Check each line of the records below for the word "this" and copy those where it appears.

_ _ _

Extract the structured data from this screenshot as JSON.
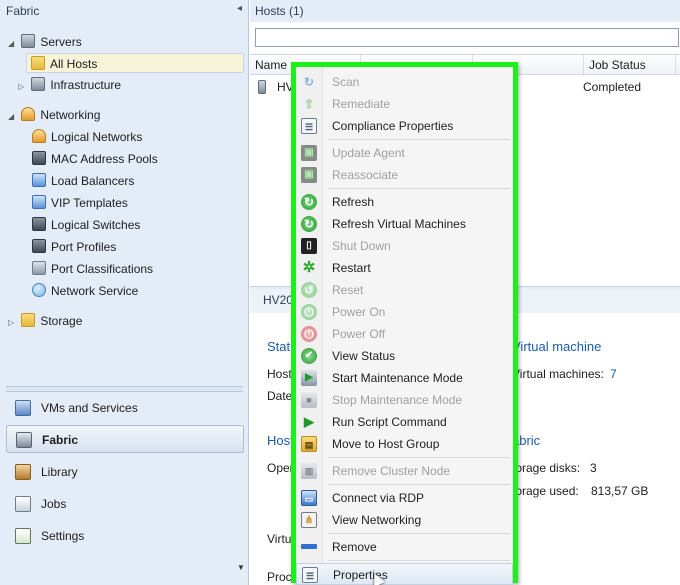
{
  "left_pane": {
    "header": "Fabric",
    "collapse_glyph": "◂",
    "tree": [
      {
        "label": "Servers",
        "icon": "servers-icon",
        "expander": "◢"
      },
      {
        "label": "All Hosts",
        "icon": "folder-icon"
      },
      {
        "label": "Infrastructure",
        "icon": "infrastructure-icon",
        "expander": "▷"
      },
      {
        "label": "Networking",
        "icon": "networking-icon",
        "expander": "◢"
      },
      {
        "label": "Logical Networks",
        "icon": "logical-networks-icon"
      },
      {
        "label": "MAC Address Pools",
        "icon": "mac-pool-icon"
      },
      {
        "label": "Load Balancers",
        "icon": "load-balancer-icon"
      },
      {
        "label": "VIP Templates",
        "icon": "vip-template-icon"
      },
      {
        "label": "Logical Switches",
        "icon": "logical-switch-icon"
      },
      {
        "label": "Port Profiles",
        "icon": "port-profile-icon"
      },
      {
        "label": "Port Classifications",
        "icon": "port-classification-icon"
      },
      {
        "label": "Network Service",
        "icon": "network-service-icon"
      },
      {
        "label": "Storage",
        "icon": "storage-icon",
        "expander": "▷"
      }
    ],
    "workspaces": [
      {
        "label": "VMs and Services",
        "icon": "vms-services-icon"
      },
      {
        "label": "Fabric",
        "icon": "fabric-icon"
      },
      {
        "label": "Library",
        "icon": "library-icon"
      },
      {
        "label": "Jobs",
        "icon": "jobs-icon"
      },
      {
        "label": "Settings",
        "icon": "settings-icon"
      }
    ],
    "scroll_glyph": "▼"
  },
  "right_pane": {
    "header": "Hosts (1)",
    "search_value": "",
    "columns": [
      "Name",
      "",
      "",
      "Job Status"
    ],
    "row": {
      "name": "HV",
      "job_status": "Completed"
    },
    "detail_header": "HV20",
    "detail": {
      "status_heading": "Stat",
      "host_label": "Host",
      "date_label": "Date",
      "hosts_heading": "Host",
      "oper_label": "Oper",
      "virt_label": "Virtu",
      "proc_label": "Proc",
      "vm_heading": "Virtual machine",
      "vm_label": "Virtual machines:",
      "vm_count": "7",
      "fabric_heading": "abric",
      "storage_disks_label": "torage disks:",
      "storage_disks_value": "3",
      "storage_used_label": "torage used:",
      "storage_used_value": "813,57 GB"
    }
  },
  "context_menu": {
    "highlight_color": "#1bf01b",
    "items": [
      {
        "label": "Scan",
        "icon": "scan-icon",
        "enabled": false
      },
      {
        "label": "Remediate",
        "icon": "remediate-icon",
        "enabled": false
      },
      {
        "label": "Compliance Properties",
        "icon": "compliance-properties-icon",
        "enabled": true
      },
      {
        "label": "Update Agent",
        "icon": "update-agent-icon",
        "enabled": false
      },
      {
        "label": "Reassociate",
        "icon": "reassociate-icon",
        "enabled": false
      },
      {
        "label": "Refresh",
        "icon": "refresh-icon",
        "enabled": true
      },
      {
        "label": "Refresh Virtual Machines",
        "icon": "refresh-vms-icon",
        "enabled": true
      },
      {
        "label": "Shut Down",
        "icon": "shut-down-icon",
        "enabled": false
      },
      {
        "label": "Restart",
        "icon": "restart-icon",
        "enabled": true
      },
      {
        "label": "Reset",
        "icon": "reset-icon",
        "enabled": false
      },
      {
        "label": "Power On",
        "icon": "power-on-icon",
        "enabled": false
      },
      {
        "label": "Power Off",
        "icon": "power-off-icon",
        "enabled": false
      },
      {
        "label": "View Status",
        "icon": "view-status-icon",
        "enabled": true
      },
      {
        "label": "Start Maintenance Mode",
        "icon": "start-maintenance-icon",
        "enabled": true
      },
      {
        "label": "Stop Maintenance Mode",
        "icon": "stop-maintenance-icon",
        "enabled": false
      },
      {
        "label": "Run Script Command",
        "icon": "run-script-icon",
        "enabled": true
      },
      {
        "label": "Move to Host Group",
        "icon": "move-host-group-icon",
        "enabled": true
      },
      {
        "label": "Remove Cluster Node",
        "icon": "remove-cluster-node-icon",
        "enabled": false
      },
      {
        "label": "Connect via RDP",
        "icon": "rdp-icon",
        "enabled": true
      },
      {
        "label": "View Networking",
        "icon": "view-networking-icon",
        "enabled": true
      },
      {
        "label": "Remove",
        "icon": "remove-icon",
        "enabled": true
      },
      {
        "label": "Properties",
        "icon": "properties-icon",
        "enabled": true
      }
    ]
  }
}
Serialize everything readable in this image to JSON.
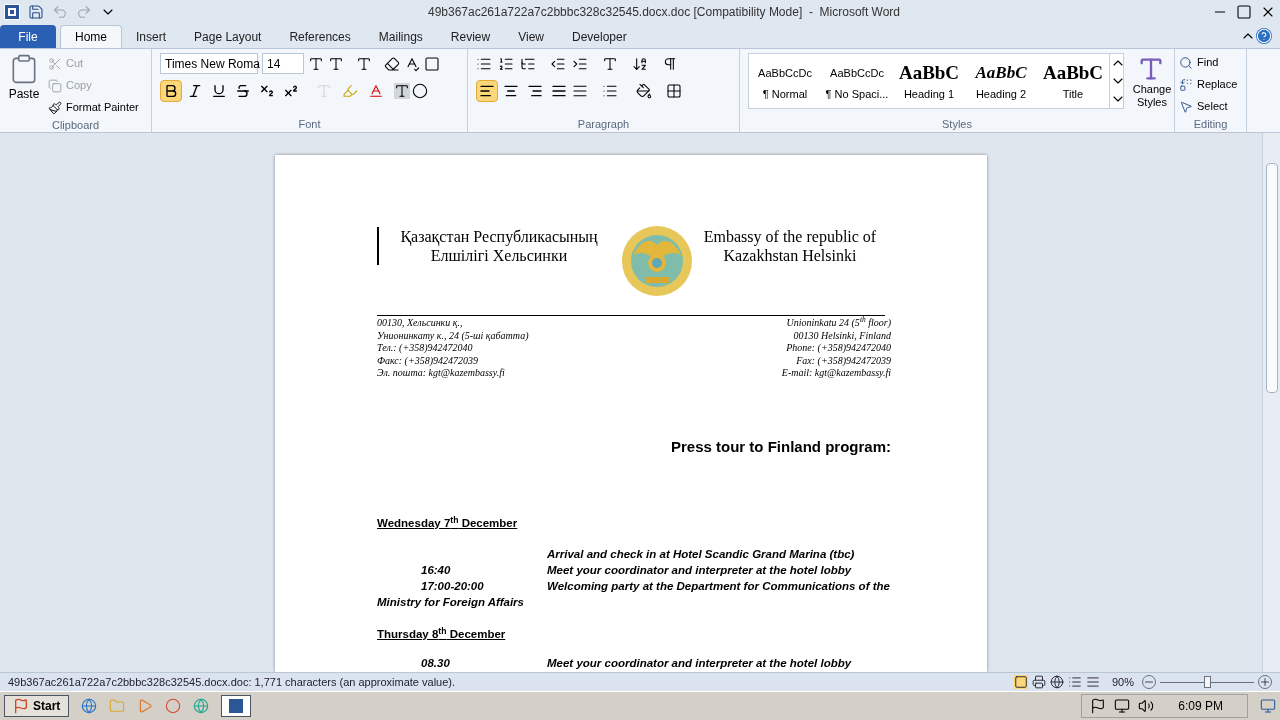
{
  "window": {
    "title": "49b367ac261a722a7c2bbbc328c32545.docx.doc [Compatibility Mode]  -  Microsoft Word"
  },
  "tabs": [
    {
      "label": "File",
      "kind": "file",
      "selected": false
    },
    {
      "label": "Home",
      "kind": "tab",
      "selected": true
    },
    {
      "label": "Insert",
      "kind": "tab",
      "selected": false
    },
    {
      "label": "Page Layout",
      "kind": "tab",
      "selected": false
    },
    {
      "label": "References",
      "kind": "tab",
      "selected": false
    },
    {
      "label": "Mailings",
      "kind": "tab",
      "selected": false
    },
    {
      "label": "Review",
      "kind": "tab",
      "selected": false
    },
    {
      "label": "View",
      "kind": "tab",
      "selected": false
    },
    {
      "label": "Developer",
      "kind": "tab",
      "selected": false
    }
  ],
  "clipboard": {
    "label": "Clipboard",
    "paste": "Paste",
    "items": [
      {
        "label": "Cut",
        "kind": "cut",
        "disabled": true
      },
      {
        "label": "Copy",
        "kind": "copy",
        "disabled": true
      },
      {
        "label": "Format Painter",
        "kind": "painter",
        "disabled": false
      }
    ]
  },
  "font": {
    "label": "Font",
    "font_name": "Times New Roma",
    "font_size": "14",
    "format_buttons": [
      {
        "kind": "bold",
        "selected": true
      },
      {
        "kind": "italic",
        "selected": false
      },
      {
        "kind": "underline",
        "selected": false
      },
      {
        "kind": "strike",
        "selected": false
      },
      {
        "kind": "subscript",
        "selected": false
      },
      {
        "kind": "superscript",
        "selected": false
      }
    ]
  },
  "paragraph": {
    "label": "Paragraph",
    "align_buttons": [
      {
        "kind": "left",
        "selected": true
      },
      {
        "kind": "center",
        "selected": false
      },
      {
        "kind": "right",
        "selected": false
      },
      {
        "kind": "justify",
        "selected": false
      }
    ]
  },
  "styles": {
    "label": "Styles",
    "items": [
      {
        "sample": "AaBbCcDc",
        "label": "¶ Normal",
        "kind": "plain"
      },
      {
        "sample": "AaBbCcDc",
        "label": "¶ No Spaci...",
        "kind": "plain"
      },
      {
        "sample": "AaBbC",
        "label": "Heading 1",
        "kind": "bold"
      },
      {
        "sample": "AaBbC",
        "label": "Heading 2",
        "kind": "italic"
      },
      {
        "sample": "AaBbC",
        "label": "Title",
        "kind": "bold"
      }
    ],
    "change_styles": "Change Styles"
  },
  "editing": {
    "label": "Editing",
    "items": [
      {
        "label": "Find",
        "kind": "find"
      },
      {
        "label": "Replace",
        "kind": "replace"
      },
      {
        "label": "Select",
        "kind": "select"
      }
    ]
  },
  "document": {
    "header_left": [
      "Қазақстан Республикасының",
      "Елшілігі Хельсинки"
    ],
    "header_right": [
      "Embassy of the republic of",
      "Kazakhstan Helsinki"
    ],
    "address_left": [
      "00130, Хельсинки қ.,",
      "Унионинкату к., 24 (5-ші қабатта)",
      "Тел.: (+358)942472040",
      "Факс: (+358)942472039",
      "Эл. пошта: kgt@kazembassy.fi"
    ],
    "address_right": [
      "Unioninkatu 24 (5$^{th}$ floor)",
      "00130 Helsinki, Finland",
      "Phone: (+358)942472040",
      "Fax: (+358)942472039",
      "E-mail: kgt@kazembassy.fi"
    ],
    "title": "Press tour to Finland program:",
    "days": [
      {
        "heading": "Wednesday 7$^{th}$ December",
        "entries": [
          {
            "text": "Arrival and check in at Hotel Scandic Grand Marina (tbc)"
          },
          {
            "time": "16:40",
            "text": "Meet  your coordinator and interpreter at the hotel lobby"
          },
          {
            "time": "17:00-20:00",
            "text": "Welcoming  party at the Department for Communications of the",
            "continuation": "Ministry for Foreign Affairs"
          }
        ]
      },
      {
        "heading": "Thursday 8$^{th}$ December",
        "entries": [
          {
            "time": "08.30",
            "text": "Meet  your coordinator and interpreter at the hotel lobby"
          }
        ]
      }
    ]
  },
  "status_bar": {
    "text": "49b367ac261a722a7c2bbbc328c32545.docx.doc: 1,771 characters (an approximate value).",
    "zoom": "90%",
    "level": 0.5
  },
  "taskbar": {
    "start": "Start",
    "time": "6:09 PM"
  }
}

_ _ _

Task result -
Extract the structured data from this screenshot as JSON.
Serialize everything readable in this image to JSON.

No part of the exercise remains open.